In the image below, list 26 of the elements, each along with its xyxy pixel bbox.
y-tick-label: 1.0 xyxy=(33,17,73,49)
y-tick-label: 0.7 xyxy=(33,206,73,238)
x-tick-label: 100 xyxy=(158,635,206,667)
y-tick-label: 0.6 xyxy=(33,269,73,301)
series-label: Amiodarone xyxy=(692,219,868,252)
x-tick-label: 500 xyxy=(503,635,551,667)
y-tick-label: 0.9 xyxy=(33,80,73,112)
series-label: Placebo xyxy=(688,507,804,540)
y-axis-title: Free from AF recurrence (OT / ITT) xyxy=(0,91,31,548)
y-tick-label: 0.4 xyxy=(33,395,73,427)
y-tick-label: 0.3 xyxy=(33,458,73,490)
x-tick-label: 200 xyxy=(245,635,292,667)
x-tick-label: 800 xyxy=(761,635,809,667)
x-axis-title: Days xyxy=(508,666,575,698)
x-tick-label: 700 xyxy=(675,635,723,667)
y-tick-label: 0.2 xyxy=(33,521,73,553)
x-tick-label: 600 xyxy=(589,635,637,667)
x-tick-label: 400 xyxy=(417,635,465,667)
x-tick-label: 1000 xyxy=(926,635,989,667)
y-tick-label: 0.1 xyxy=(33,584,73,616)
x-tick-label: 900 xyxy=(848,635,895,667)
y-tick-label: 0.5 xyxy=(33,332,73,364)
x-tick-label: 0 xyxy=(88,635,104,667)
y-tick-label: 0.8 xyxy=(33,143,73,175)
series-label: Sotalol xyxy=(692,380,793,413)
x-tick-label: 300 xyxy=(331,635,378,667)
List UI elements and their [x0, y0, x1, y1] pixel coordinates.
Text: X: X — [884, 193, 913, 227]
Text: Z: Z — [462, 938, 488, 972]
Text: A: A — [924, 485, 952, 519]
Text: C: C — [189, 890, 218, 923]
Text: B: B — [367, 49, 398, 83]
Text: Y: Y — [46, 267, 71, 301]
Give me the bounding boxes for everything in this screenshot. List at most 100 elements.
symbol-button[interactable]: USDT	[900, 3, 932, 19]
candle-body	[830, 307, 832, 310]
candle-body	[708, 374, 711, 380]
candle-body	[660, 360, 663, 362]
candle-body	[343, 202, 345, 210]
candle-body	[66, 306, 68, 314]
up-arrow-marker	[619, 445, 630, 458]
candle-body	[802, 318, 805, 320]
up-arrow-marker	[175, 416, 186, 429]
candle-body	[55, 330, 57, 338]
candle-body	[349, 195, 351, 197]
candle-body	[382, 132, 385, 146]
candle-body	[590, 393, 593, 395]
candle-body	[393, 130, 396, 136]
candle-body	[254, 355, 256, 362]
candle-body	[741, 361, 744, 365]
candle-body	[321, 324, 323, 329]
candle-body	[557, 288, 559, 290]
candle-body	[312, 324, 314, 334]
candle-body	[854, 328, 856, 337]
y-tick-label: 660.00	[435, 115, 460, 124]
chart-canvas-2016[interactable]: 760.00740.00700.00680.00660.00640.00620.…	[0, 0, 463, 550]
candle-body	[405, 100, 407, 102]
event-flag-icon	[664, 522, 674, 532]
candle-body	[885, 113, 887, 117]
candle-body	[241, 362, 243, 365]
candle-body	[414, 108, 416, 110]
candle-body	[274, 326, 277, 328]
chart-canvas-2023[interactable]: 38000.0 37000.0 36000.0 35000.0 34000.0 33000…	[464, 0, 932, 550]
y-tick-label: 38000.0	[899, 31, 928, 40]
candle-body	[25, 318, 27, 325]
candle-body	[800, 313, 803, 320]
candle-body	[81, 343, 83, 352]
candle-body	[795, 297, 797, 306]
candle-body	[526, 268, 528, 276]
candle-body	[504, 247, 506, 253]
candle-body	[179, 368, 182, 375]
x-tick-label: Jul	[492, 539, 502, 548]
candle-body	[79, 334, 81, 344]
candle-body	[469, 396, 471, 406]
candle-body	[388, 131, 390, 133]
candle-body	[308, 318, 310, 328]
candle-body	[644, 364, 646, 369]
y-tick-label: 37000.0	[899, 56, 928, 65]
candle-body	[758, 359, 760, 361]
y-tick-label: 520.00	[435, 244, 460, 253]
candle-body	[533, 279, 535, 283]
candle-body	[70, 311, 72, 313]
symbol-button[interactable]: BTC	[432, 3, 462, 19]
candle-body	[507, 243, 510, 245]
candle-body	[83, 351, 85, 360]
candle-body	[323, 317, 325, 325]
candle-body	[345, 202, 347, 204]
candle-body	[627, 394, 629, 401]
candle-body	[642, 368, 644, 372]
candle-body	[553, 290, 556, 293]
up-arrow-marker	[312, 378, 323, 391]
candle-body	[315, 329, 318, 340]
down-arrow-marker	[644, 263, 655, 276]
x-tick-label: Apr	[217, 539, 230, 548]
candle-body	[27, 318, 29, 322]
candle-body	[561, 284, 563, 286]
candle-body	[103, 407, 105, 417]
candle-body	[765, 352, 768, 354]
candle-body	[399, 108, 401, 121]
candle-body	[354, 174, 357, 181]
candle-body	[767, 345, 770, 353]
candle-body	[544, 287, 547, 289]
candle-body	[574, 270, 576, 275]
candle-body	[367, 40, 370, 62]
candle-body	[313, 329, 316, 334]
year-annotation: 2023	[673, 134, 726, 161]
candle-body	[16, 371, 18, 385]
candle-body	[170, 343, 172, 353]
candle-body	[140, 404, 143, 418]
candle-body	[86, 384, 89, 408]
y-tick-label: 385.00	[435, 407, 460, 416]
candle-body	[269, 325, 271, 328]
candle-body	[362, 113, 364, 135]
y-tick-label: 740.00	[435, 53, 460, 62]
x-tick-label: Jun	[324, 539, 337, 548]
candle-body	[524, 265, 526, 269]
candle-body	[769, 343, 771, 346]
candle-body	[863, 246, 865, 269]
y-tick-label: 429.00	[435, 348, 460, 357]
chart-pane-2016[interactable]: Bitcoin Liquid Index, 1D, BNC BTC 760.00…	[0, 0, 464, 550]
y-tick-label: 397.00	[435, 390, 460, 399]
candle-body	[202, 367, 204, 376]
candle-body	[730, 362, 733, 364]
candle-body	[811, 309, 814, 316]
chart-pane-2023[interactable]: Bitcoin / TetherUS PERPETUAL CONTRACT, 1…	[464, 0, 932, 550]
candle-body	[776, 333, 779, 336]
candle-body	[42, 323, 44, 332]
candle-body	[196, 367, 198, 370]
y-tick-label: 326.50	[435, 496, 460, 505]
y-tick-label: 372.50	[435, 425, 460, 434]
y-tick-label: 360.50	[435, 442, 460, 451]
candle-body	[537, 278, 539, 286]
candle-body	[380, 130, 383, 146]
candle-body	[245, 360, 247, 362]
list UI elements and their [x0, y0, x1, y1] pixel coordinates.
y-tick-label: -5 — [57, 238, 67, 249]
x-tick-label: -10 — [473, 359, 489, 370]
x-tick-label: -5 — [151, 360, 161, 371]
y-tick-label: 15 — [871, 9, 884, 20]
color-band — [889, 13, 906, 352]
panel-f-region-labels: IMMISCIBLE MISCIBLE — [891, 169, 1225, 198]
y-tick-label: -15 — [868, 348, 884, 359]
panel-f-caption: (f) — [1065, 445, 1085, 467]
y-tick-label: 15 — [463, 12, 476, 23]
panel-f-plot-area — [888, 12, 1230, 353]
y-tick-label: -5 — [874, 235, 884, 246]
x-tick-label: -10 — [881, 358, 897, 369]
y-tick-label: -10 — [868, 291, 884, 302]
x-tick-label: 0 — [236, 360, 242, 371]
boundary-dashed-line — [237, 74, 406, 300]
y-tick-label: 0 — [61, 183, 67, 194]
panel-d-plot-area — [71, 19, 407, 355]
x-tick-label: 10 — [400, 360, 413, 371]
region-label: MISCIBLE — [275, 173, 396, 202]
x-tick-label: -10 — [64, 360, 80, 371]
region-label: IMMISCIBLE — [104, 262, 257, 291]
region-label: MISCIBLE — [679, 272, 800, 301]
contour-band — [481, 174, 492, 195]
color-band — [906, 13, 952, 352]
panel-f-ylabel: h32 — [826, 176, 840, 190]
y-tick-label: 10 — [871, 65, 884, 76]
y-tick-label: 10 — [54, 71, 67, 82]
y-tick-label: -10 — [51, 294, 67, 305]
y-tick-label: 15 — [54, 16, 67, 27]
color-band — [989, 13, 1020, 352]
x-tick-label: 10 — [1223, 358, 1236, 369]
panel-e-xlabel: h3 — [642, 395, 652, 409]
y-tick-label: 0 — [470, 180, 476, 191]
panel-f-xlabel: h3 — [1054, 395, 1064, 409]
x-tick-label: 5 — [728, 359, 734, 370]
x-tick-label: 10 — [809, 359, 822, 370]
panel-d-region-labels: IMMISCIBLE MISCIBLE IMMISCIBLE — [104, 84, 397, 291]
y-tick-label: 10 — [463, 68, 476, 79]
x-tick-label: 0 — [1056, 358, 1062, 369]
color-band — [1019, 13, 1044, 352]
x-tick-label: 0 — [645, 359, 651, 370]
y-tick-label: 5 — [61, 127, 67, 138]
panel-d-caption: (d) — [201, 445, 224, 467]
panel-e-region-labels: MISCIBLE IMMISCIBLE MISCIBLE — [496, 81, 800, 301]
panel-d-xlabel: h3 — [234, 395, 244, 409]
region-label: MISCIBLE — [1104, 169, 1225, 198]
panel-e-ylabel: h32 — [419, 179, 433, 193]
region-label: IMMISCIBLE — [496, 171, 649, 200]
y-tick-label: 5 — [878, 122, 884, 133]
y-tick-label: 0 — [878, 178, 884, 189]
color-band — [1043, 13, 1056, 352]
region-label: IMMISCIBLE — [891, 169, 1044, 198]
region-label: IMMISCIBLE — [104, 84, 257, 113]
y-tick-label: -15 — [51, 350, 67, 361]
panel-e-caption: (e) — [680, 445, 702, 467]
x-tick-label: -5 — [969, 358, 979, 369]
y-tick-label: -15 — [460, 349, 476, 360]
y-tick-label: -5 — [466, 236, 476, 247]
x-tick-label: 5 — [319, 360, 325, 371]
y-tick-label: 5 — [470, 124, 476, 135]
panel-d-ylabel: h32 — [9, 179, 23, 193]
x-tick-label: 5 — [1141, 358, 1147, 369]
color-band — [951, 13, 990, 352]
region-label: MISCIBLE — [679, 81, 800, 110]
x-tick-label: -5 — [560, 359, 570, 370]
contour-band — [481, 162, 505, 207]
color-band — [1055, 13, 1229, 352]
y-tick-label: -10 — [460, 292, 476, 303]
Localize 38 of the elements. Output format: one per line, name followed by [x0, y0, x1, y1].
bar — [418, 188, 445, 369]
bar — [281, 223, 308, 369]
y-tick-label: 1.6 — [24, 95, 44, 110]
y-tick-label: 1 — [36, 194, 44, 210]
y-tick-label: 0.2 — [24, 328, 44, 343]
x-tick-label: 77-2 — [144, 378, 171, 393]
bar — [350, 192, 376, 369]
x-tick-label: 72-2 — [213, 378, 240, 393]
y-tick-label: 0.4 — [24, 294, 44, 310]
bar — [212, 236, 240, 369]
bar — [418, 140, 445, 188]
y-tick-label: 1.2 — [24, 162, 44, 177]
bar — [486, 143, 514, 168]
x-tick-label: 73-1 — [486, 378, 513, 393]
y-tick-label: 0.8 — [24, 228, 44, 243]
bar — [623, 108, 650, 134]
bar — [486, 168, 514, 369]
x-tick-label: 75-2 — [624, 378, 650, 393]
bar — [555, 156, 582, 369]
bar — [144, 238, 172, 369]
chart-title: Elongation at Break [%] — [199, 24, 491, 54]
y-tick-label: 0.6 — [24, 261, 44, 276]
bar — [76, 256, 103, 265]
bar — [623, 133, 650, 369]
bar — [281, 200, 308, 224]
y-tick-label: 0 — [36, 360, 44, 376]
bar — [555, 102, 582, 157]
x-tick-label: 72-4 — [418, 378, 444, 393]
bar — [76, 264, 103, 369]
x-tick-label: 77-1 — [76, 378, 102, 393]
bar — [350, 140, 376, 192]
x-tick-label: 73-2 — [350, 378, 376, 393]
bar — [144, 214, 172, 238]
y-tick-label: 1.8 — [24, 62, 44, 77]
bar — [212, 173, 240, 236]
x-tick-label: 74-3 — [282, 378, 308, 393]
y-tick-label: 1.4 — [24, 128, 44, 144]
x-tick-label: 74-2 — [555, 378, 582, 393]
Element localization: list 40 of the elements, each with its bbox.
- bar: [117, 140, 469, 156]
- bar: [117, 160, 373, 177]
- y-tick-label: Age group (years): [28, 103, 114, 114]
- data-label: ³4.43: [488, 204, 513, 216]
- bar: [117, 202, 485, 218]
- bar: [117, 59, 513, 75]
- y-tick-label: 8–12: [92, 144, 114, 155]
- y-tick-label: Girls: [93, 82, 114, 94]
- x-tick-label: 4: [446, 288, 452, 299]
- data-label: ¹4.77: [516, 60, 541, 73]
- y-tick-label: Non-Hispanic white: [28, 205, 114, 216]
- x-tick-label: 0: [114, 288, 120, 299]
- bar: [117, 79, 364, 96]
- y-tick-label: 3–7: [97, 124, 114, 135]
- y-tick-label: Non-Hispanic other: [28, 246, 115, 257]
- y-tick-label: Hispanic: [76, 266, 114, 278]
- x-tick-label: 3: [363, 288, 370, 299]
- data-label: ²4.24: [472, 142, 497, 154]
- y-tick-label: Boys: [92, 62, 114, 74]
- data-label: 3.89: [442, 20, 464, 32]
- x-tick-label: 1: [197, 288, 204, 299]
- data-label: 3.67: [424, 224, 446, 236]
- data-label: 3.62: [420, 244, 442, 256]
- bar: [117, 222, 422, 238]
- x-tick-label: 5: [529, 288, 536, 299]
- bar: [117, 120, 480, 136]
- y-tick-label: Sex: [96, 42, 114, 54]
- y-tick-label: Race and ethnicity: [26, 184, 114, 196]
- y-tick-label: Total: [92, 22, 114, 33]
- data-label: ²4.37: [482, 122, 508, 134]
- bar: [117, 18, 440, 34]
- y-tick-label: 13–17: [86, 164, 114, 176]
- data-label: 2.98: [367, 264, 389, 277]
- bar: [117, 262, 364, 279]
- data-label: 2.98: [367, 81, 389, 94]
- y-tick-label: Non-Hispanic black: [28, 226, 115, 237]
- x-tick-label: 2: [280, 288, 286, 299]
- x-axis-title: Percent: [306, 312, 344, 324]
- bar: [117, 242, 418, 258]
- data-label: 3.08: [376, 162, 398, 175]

----------------

Задание:
Начни с первой строки пунктов выше и закончи строкой, в которой есть "series-label: Placebo xyxy=(688,507,804,540)", включив обе границы. Перепиши эти строки в виде JSON-списка строк, отведя каждой строке отдельную позицию и пропустив пустые строки.

Правильный ответ:
[
  "In the image below, list 26 of the elements, each along with its xyxy pixel bbox.",
  "y-tick-label: 1.0 xyxy=(33,17,73,49)",
  "y-tick-label: 0.7 xyxy=(33,206,73,238)",
  "x-tick-label: 100 xyxy=(158,635,206,667)",
  "y-tick-label: 0.6 xyxy=(33,269,73,301)",
  "series-label: Amiodarone xyxy=(692,219,868,252)",
  "x-tick-label: 500 xyxy=(503,635,551,667)",
  "y-tick-label: 0.9 xyxy=(33,80,73,112)",
  "series-label: Placebo xyxy=(688,507,804,540)"
]